La Semana Santa de Sevilla une fe, tradición y emoción en una España menos creyente

Cada primavera, durante una semana, Sevilla se transforma. El azahar se mezcla con el incienso, los tambores retumban, las cornetas se elevan y los pasos dorados, coronados por imágenes realistas y flores, avanzan sobre el empedrado. Es la Semana Santa, un despliegue de penitencia y teatralidad que conmueve incluso a quienes no comparten el mensaje religioso que la inspira.
Desde el Domingo de Ramos hasta el Domingo de Resurrección, el centro histórico se llena hasta rebosar. Llegan sevillanos de barrios y pueblos cercanos, y también visitantes de otras partes de España y del extranjero. A lo largo de la semana, 61 hermandades recorren el itinerario oficial hasta la Catedral gótica de Sevilla y regresan a sus parroquias.
En trayectos icónicos, la Hermandad de San Gonzalo cruza el puente de Isabel II camino del templo mayor, mientras los costaleros cargan sobre sus hombros los pesados pasos y los penitentes avanzan en silencio. Para muchos vecinos, estas procesiones son profundamente sagradas.
“La Semana Santa significa una expresión de fe”, explica Maite Olivares. Ella la expresa con la saeta, un cante flamenco a capela, a menudo improvisado, dedicado a Jesús y a la Virgen. “Es algo tan íntimo y tan explosivo”, dice, describiendo la mezcla de emociones que la atraviesan al cantar.
“Es una implosión de todo en una sola expresión”. El pulso religioso del país, sin embargo, ha cambiado. Hace medio siglo, poco después de la dictadura de Francisco Franco, alrededor del 90% de la población se identificaba como católica. Hoy esa cifra es del 46%, según la encuesta más reciente financiada por el gobierno.

━━━━━━━━━━━━━━━━━━━━━━━━━━━━━━

• Comprueba tu comprensión:
a) Reproduce literalmente el fragmento del texto sobre la Semana Santa de Sevilla que va desde "En trayectos icónicos, la" hasta "atraviesan al cantar.", ambos incluidos.
b) Retoma el texto sobre la Semana Santa de Sevilla y continúalo a partir de su última frase.

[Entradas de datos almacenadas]
━━━━━━━━━━━━━━━━━━━━━━━━━━━━━━

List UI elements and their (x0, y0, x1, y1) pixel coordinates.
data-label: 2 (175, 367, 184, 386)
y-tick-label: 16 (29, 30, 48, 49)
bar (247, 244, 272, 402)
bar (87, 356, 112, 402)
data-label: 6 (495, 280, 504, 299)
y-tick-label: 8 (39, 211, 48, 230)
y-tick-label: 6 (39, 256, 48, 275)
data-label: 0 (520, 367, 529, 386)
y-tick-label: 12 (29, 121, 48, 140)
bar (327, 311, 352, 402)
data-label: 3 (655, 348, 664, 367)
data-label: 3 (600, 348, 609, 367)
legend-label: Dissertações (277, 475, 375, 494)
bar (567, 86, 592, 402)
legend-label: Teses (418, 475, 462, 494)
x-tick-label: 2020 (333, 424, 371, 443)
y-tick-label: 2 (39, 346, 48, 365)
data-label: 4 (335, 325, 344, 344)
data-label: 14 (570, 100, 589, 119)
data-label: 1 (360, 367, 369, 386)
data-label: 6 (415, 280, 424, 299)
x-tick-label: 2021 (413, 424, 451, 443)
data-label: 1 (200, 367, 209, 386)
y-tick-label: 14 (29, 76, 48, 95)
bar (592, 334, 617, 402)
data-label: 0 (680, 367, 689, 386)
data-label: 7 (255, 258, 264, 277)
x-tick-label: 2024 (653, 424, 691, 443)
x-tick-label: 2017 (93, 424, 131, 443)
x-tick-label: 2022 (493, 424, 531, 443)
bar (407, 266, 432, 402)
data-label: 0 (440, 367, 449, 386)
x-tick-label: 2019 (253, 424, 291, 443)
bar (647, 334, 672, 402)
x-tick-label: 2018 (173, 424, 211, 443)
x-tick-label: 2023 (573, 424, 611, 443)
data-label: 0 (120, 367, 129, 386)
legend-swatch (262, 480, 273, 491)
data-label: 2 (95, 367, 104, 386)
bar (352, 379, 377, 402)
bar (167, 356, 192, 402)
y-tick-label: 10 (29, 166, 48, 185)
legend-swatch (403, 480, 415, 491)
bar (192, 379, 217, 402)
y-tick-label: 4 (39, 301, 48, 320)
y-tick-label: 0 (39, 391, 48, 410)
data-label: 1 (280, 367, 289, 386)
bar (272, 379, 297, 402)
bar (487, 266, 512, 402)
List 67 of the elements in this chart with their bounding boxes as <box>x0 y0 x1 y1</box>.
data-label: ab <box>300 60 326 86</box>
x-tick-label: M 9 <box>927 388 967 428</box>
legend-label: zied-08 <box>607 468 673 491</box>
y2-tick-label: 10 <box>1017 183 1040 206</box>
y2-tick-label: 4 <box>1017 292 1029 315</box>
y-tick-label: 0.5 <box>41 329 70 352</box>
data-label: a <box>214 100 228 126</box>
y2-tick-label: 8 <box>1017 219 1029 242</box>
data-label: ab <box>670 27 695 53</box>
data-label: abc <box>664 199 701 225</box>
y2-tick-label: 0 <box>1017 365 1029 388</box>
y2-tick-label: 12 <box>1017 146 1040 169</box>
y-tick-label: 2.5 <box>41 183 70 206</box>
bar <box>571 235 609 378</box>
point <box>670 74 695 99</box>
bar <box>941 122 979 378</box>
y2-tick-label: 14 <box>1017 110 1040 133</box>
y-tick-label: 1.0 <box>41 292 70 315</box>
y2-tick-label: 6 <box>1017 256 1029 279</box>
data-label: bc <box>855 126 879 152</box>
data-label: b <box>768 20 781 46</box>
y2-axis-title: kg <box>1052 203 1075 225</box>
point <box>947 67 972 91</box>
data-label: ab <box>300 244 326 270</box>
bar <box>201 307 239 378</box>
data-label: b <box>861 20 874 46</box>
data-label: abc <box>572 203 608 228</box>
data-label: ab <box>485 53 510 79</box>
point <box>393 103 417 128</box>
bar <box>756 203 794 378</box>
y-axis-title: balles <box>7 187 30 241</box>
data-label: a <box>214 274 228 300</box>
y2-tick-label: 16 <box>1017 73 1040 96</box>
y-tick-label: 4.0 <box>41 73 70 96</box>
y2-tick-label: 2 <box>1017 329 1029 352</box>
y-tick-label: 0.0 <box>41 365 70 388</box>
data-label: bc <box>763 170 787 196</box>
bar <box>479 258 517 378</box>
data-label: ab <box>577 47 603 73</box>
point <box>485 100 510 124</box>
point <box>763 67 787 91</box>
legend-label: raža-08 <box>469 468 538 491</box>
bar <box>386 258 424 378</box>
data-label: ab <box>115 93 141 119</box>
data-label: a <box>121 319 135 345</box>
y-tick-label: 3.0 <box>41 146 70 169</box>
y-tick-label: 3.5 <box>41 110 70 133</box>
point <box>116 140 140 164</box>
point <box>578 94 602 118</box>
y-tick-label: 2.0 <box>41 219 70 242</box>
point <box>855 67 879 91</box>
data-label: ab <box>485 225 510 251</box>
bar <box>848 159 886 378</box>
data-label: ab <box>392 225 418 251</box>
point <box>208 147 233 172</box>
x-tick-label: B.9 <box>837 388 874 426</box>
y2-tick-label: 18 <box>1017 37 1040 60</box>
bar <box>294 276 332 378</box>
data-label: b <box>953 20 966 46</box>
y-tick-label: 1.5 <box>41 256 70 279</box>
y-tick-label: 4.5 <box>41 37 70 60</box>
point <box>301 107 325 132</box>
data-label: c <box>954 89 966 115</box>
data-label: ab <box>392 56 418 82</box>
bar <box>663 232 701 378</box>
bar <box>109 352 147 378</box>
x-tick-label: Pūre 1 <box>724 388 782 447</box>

━━━━━━━━━━━━━━━━━━━━━━━━━━━━━━

• Respuestas por ítem:
a)
En trayectos icónicos, la Hermandad de San Gonzalo cruza el puente de Isabel II camino del templo mayor, mientras los costaleros cargan sobre sus hombros los pesados pasos y los penitentes avanzan en silencio. Para muchos vecinos, estas procesiones son profundamente sagradas.
“La Semana Santa significa una expresión de fe”, explica Maite Olivares. Ella la expresa con la saeta, un cante flamenco a capela, a menudo improvisado, dedicado a Jesús y a la Virgen. “Es algo tan íntimo y tan explosivo”, dice, describiendo la mezcla de emociones que la atraviesan al cantar.

b)
Aun así, la Semana Santa mantiene su fuerza cultural. María Ángeles Bermudo no se considera atea, pero tampoco se define como religiosa; sin embargo, las procesiones la conmueven. “Me emociono como si fuera algo religioso”, afirma. Las imágenes de los cortejos están cargadas de símbolos.
Los penitentes, con sus capirotes cónicos, forman una estampa que a ojos estadounidenses podría recordar al Ku Klux Klan, aunque estos atuendos son muy anteriores a ese grupo y responden a tradiciones de penitencia arraigadas en España. También hay estampas de elegancia clásica, como mujeres con mantilla negra a las puertas de templos como la Basílica de la Macarena.
Entre la fe y la identidad, entre la devoción íntima y el espectáculo urbano, la Semana Santa de Sevilla sigue marcando el calendario y el carácter de la ciudad. Para los creyentes, es un acto de penitencia y esperanza. Para muchos otros, una cita emocional, sonora y visual que, año tras año, vuelve a poner a la ciudad en movimiento.